Write out each line in which the string "Average" is present.

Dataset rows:

* * * * * * * * *

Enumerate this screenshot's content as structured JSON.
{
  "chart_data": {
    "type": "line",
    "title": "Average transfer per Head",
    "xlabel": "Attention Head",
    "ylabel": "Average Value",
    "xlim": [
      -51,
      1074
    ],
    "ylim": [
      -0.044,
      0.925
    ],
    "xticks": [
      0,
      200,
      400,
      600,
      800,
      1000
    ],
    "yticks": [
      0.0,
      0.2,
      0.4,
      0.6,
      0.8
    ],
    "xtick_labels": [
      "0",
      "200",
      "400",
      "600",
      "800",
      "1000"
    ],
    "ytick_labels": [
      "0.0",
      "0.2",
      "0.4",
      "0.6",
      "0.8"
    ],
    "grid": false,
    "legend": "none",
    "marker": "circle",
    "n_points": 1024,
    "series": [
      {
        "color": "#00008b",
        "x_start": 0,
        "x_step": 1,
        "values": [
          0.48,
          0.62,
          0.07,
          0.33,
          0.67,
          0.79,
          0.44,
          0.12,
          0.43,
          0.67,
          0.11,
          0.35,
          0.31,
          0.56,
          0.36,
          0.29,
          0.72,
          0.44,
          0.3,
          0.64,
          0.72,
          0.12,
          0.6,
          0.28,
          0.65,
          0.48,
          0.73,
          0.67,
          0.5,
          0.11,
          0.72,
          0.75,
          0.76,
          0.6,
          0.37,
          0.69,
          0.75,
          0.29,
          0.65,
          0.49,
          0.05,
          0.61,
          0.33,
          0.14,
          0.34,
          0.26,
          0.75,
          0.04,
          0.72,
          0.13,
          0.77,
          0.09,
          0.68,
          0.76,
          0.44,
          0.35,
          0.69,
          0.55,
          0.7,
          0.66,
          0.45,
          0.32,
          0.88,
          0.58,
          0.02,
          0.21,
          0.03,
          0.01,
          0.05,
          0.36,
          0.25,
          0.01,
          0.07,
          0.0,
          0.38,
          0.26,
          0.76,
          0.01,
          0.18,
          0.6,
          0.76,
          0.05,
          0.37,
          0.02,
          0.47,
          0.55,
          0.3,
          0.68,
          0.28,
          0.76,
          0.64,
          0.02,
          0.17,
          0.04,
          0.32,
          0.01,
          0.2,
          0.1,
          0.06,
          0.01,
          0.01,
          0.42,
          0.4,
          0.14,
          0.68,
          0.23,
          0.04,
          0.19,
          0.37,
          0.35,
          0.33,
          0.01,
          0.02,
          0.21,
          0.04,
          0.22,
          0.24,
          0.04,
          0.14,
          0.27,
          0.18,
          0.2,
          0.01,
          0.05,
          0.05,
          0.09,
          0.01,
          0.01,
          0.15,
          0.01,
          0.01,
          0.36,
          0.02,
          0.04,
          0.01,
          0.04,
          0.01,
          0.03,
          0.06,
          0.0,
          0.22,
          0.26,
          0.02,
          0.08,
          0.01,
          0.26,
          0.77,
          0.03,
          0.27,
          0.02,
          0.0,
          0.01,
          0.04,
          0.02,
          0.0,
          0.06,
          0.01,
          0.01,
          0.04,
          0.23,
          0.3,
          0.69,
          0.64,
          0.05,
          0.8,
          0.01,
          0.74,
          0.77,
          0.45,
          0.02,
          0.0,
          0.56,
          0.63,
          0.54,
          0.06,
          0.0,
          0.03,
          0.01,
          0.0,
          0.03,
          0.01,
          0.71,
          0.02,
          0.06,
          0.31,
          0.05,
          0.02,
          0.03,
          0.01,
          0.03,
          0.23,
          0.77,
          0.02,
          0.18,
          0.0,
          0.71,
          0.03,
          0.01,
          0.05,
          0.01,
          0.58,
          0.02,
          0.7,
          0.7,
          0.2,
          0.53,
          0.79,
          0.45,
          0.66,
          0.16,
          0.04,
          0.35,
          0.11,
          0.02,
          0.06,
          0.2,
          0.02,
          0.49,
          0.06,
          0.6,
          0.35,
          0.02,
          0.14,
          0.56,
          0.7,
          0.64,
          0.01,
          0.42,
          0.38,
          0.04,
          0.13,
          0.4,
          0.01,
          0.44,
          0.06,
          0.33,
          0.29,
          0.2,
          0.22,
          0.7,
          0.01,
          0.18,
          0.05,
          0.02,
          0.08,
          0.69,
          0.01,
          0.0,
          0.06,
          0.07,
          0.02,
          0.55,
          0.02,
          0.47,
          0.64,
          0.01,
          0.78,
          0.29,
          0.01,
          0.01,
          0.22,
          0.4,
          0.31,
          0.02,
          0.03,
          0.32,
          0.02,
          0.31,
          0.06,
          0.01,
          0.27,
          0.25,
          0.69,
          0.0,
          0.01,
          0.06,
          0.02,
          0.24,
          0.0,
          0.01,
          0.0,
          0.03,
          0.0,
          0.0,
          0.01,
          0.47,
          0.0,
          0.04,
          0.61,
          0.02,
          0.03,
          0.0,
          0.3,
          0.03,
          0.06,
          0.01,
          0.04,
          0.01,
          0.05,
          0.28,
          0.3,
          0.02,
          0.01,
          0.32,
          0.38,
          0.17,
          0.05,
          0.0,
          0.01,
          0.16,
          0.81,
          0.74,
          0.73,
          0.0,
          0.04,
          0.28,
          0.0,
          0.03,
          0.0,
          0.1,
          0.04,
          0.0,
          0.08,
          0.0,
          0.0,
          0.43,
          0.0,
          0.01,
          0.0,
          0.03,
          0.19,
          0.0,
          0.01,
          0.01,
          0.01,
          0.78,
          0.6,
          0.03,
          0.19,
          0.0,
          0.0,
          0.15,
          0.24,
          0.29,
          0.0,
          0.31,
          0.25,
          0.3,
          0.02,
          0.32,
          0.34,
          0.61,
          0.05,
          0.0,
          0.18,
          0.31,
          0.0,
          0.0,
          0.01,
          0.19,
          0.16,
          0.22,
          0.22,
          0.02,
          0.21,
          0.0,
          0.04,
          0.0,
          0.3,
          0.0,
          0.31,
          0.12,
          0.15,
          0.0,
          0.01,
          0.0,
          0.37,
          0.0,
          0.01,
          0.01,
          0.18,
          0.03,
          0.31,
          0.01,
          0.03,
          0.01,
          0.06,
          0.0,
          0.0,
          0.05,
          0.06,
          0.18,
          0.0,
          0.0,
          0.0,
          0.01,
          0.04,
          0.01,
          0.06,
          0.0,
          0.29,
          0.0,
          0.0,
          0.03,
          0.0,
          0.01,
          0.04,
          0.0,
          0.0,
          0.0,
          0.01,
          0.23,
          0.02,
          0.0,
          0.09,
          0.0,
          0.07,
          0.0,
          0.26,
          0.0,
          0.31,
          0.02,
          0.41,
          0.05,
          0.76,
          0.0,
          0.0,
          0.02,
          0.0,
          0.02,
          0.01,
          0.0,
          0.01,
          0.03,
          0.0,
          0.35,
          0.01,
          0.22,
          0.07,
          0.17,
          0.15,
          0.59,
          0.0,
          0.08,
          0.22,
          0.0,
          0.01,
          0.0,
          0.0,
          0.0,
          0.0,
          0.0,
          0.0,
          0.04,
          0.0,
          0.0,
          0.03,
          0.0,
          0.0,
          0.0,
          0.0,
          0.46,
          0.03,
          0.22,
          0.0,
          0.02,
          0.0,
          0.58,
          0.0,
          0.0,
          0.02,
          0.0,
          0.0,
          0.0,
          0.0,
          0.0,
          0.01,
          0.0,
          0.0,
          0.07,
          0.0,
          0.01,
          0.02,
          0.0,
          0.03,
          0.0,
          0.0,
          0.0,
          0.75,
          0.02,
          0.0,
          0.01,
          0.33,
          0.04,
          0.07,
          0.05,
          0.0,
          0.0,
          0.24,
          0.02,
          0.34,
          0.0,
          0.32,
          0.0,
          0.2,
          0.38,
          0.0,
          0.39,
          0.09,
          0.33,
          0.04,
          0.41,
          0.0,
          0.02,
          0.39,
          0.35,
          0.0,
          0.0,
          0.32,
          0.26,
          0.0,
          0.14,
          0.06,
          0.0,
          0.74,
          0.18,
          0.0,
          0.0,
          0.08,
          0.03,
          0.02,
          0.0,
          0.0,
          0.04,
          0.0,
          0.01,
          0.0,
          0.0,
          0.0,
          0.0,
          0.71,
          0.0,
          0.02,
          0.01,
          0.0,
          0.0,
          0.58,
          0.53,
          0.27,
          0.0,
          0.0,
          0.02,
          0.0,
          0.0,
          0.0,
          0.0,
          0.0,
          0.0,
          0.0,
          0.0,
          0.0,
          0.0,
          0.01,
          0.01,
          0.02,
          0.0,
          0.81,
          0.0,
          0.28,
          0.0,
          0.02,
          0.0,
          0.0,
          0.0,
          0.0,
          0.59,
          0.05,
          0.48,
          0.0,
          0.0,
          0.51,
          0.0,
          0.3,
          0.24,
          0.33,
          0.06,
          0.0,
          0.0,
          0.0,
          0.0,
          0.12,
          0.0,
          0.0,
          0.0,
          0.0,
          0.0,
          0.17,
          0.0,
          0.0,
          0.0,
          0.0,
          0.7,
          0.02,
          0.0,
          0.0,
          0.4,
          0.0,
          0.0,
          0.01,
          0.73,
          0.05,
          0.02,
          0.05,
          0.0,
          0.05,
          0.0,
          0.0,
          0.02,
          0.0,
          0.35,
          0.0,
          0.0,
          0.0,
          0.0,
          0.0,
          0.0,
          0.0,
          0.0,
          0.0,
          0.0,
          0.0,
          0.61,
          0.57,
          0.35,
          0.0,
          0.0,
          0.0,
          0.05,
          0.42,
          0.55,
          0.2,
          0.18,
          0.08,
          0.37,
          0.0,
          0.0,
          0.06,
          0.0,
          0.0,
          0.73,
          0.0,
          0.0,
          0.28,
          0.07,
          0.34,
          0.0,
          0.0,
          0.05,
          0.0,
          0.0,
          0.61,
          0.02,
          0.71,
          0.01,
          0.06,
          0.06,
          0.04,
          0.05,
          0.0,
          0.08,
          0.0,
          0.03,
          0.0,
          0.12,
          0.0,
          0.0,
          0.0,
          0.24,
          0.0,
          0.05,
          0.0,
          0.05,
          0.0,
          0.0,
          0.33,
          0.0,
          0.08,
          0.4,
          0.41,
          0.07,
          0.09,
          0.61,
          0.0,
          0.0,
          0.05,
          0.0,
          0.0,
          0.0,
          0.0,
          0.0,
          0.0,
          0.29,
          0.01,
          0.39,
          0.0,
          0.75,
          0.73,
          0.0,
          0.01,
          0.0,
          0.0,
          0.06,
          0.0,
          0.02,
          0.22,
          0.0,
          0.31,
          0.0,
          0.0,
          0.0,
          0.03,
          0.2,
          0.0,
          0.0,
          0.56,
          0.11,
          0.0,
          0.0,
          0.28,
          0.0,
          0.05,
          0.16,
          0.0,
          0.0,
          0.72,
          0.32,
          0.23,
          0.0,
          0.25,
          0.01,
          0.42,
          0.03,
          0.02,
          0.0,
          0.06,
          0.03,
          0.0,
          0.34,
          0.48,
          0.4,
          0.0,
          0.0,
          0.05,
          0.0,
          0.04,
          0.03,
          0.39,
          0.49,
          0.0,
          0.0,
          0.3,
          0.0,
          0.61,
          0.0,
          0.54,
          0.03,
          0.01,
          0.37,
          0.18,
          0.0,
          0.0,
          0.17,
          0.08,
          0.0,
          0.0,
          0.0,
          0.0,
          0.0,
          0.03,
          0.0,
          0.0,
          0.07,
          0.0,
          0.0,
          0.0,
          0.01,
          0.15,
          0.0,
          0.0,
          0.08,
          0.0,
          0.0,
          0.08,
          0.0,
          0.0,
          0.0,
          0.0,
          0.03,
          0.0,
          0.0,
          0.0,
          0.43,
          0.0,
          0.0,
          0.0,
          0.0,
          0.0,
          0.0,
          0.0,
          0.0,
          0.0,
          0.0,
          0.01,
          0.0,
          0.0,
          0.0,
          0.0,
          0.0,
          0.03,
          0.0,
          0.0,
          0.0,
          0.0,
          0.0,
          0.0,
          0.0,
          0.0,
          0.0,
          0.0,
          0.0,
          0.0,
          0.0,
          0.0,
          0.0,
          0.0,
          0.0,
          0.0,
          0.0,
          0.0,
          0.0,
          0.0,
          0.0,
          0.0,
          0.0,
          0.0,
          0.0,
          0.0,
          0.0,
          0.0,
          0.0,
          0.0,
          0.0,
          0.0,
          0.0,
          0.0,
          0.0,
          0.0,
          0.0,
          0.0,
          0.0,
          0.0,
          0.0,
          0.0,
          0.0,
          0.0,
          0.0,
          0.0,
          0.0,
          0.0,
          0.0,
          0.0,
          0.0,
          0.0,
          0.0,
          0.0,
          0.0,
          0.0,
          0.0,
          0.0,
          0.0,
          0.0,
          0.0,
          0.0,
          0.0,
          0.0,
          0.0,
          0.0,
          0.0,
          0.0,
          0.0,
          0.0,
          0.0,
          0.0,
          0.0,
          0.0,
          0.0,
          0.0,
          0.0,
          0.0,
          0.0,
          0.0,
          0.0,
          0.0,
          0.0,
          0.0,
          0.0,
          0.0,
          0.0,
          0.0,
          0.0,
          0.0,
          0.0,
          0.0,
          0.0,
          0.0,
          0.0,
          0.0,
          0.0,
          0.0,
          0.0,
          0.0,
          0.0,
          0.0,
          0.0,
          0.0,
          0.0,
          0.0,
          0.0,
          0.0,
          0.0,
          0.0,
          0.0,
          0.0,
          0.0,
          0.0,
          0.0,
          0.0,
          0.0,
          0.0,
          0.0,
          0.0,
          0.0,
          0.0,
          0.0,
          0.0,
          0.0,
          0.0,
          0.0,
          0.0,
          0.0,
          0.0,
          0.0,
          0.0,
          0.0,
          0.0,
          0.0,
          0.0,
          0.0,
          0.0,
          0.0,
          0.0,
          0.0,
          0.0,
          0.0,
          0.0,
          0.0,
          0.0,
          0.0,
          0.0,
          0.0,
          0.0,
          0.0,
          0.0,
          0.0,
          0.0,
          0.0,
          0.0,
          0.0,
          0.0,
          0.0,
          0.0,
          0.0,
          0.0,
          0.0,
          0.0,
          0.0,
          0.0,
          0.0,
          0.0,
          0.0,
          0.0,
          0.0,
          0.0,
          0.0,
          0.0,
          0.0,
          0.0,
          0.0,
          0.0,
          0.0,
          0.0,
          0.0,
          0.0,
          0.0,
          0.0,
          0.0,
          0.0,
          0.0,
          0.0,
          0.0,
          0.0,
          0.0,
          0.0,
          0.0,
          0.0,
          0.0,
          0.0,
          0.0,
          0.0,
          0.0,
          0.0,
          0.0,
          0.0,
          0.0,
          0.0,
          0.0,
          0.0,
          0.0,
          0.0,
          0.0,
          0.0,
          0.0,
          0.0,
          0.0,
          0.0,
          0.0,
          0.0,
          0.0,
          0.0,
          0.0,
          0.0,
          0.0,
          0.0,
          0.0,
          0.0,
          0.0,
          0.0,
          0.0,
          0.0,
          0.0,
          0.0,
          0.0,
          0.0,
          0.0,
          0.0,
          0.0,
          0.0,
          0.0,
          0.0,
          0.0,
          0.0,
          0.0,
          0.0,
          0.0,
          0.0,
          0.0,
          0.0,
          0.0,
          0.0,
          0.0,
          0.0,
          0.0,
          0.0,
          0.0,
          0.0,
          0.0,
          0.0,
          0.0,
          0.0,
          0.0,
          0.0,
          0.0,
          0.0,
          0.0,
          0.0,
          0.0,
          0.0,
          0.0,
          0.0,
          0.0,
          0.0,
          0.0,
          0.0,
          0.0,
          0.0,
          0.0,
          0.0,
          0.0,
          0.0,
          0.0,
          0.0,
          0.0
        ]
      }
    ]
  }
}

* * * * * * * * *

#### Response
    "title": "Average transfer per Head",
    "ylabel": "Average Value",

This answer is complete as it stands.